Stored records:

--- BEGIN ---

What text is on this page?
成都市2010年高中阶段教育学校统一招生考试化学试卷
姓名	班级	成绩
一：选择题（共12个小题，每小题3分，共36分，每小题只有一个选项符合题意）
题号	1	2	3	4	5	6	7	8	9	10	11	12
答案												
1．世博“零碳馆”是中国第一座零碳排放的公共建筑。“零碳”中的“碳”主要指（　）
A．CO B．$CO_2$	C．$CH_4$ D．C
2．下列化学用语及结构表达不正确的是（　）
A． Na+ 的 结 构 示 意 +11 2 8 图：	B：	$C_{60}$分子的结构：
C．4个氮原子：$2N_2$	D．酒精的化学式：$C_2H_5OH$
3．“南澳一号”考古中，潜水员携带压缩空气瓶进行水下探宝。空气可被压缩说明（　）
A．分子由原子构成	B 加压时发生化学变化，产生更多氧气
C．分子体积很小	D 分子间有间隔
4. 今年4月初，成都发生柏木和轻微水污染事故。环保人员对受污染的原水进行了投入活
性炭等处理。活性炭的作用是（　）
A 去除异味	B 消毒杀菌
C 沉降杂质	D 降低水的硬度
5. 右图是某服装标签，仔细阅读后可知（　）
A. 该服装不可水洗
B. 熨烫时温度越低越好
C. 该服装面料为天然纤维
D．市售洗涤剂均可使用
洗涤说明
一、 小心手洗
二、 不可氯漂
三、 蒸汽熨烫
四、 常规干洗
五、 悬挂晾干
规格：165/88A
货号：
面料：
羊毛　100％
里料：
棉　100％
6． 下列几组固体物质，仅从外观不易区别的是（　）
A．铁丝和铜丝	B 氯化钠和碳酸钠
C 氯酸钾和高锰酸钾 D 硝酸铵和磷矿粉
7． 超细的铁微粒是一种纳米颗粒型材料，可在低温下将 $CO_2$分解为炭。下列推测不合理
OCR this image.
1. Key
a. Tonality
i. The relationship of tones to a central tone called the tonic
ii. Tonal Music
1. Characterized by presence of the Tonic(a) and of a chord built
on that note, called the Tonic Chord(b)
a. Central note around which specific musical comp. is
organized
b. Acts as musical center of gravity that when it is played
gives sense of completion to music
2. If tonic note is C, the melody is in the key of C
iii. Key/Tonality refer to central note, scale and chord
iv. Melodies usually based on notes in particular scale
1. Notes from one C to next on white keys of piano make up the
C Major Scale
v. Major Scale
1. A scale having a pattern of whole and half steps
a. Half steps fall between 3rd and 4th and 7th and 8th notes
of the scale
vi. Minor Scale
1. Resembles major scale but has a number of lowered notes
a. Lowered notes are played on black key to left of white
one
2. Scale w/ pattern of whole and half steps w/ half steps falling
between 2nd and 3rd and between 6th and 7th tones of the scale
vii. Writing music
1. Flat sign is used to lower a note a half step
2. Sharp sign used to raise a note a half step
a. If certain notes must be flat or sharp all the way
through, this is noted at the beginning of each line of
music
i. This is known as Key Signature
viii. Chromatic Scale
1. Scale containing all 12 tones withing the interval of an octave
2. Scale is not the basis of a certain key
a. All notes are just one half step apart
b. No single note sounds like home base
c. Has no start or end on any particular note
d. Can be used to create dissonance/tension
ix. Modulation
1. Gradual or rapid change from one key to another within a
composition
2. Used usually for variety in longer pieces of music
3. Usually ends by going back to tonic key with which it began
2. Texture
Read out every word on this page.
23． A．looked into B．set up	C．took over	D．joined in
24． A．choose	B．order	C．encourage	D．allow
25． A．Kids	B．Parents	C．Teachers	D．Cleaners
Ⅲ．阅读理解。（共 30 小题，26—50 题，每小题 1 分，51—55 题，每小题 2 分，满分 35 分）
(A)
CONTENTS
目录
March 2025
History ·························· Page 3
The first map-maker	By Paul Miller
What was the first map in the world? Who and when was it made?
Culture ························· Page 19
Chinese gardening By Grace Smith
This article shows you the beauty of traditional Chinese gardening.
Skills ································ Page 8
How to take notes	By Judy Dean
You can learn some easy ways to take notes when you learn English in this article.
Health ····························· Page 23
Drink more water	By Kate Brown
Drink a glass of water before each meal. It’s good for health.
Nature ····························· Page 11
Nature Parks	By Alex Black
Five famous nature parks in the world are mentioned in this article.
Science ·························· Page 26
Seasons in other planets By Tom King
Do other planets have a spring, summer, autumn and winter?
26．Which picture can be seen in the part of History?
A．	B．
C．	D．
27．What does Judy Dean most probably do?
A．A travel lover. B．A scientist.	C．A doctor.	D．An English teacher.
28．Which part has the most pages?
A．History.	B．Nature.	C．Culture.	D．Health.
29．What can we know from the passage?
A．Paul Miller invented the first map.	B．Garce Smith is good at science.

--- END ---

YOUR GOAL |
Select and copy every line of the listing with the word "particular".

WRITTEN SOLUTION |
iv. Melodies usually based on notes in particular scale
c. Has no start or end on any particular note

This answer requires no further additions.